Description of the task >> Output the entries word for word. Omit images.

Information given >>
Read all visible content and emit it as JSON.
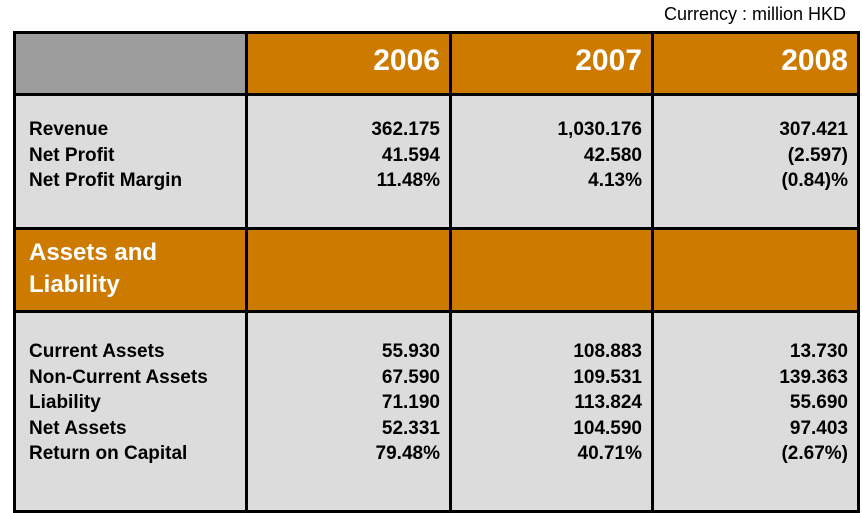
{
  "currency_note": "Currency : million HKD",
  "years": [
    "2006",
    "2007",
    "2008"
  ],
  "income": {
    "labels": [
      "Revenue",
      "Net Profit",
      "Net Profit Margin"
    ],
    "values": [
      [
        "362.175",
        "41.594",
        "11.48%"
      ],
      [
        "1,030.176",
        "42.580",
        "4.13%"
      ],
      [
        "307.421",
        "(2.597)",
        "(0.84)%"
      ]
    ]
  },
  "section_title": [
    "Assets and",
    "Liability"
  ],
  "assets": {
    "labels": [
      "Current Assets",
      "Non-Current Assets",
      "Liability",
      "Net Assets",
      "Return on Capital"
    ],
    "values": [
      [
        "55.930",
        "67.590",
        "71.190",
        "52.331",
        "79.48%"
      ],
      [
        "108.883",
        "109.531",
        "113.824",
        "104.590",
        "40.71%"
      ],
      [
        "13.730",
        "139.363",
        "55.690",
        "97.403",
        "(2.67%)"
      ]
    ]
  },
  "colors": {
    "orange": "#cc7a00",
    "gray": "#dcdcdc",
    "dark_gray": "#9c9c9c"
  }
}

Completed task >>
Read all visible content and emit it as JSON.
{
  "currency_note": "Currency : million HKD",
  "years": [
    "2006",
    "2007",
    "2008"
  ],
  "income": {
    "labels": [
      "Revenue",
      "Net Profit",
      "Net Profit Margin"
    ],
    "values": [
      [
        "362.175",
        "41.594",
        "11.48%"
      ],
      [
        "1,030.176",
        "42.580",
        "4.13%"
      ],
      [
        "307.421",
        "(2.597)",
        "(0.84)%"
      ]
    ]
  },
  "section_title": [
    "Assets and",
    "Liability"
  ],
  "assets": {
    "labels": [
      "Current Assets",
      "Non-Current Assets",
      "Liability",
      "Net Assets",
      "Return on Capital"
    ],
    "values": [
      [
        "55.930",
        "67.590",
        "71.190",
        "52.331",
        "79.48%"
      ],
      [
        "108.883",
        "109.531",
        "113.824",
        "104.590",
        "40.71%"
      ],
      [
        "13.730",
        "139.363",
        "55.690",
        "97.403",
        "(2.67%)"
      ]
    ]
  },
  "colors": {
    "orange": "#cc7a00",
    "gray": "#dcdcdc",
    "dark_gray": "#9c9c9c"
  }
}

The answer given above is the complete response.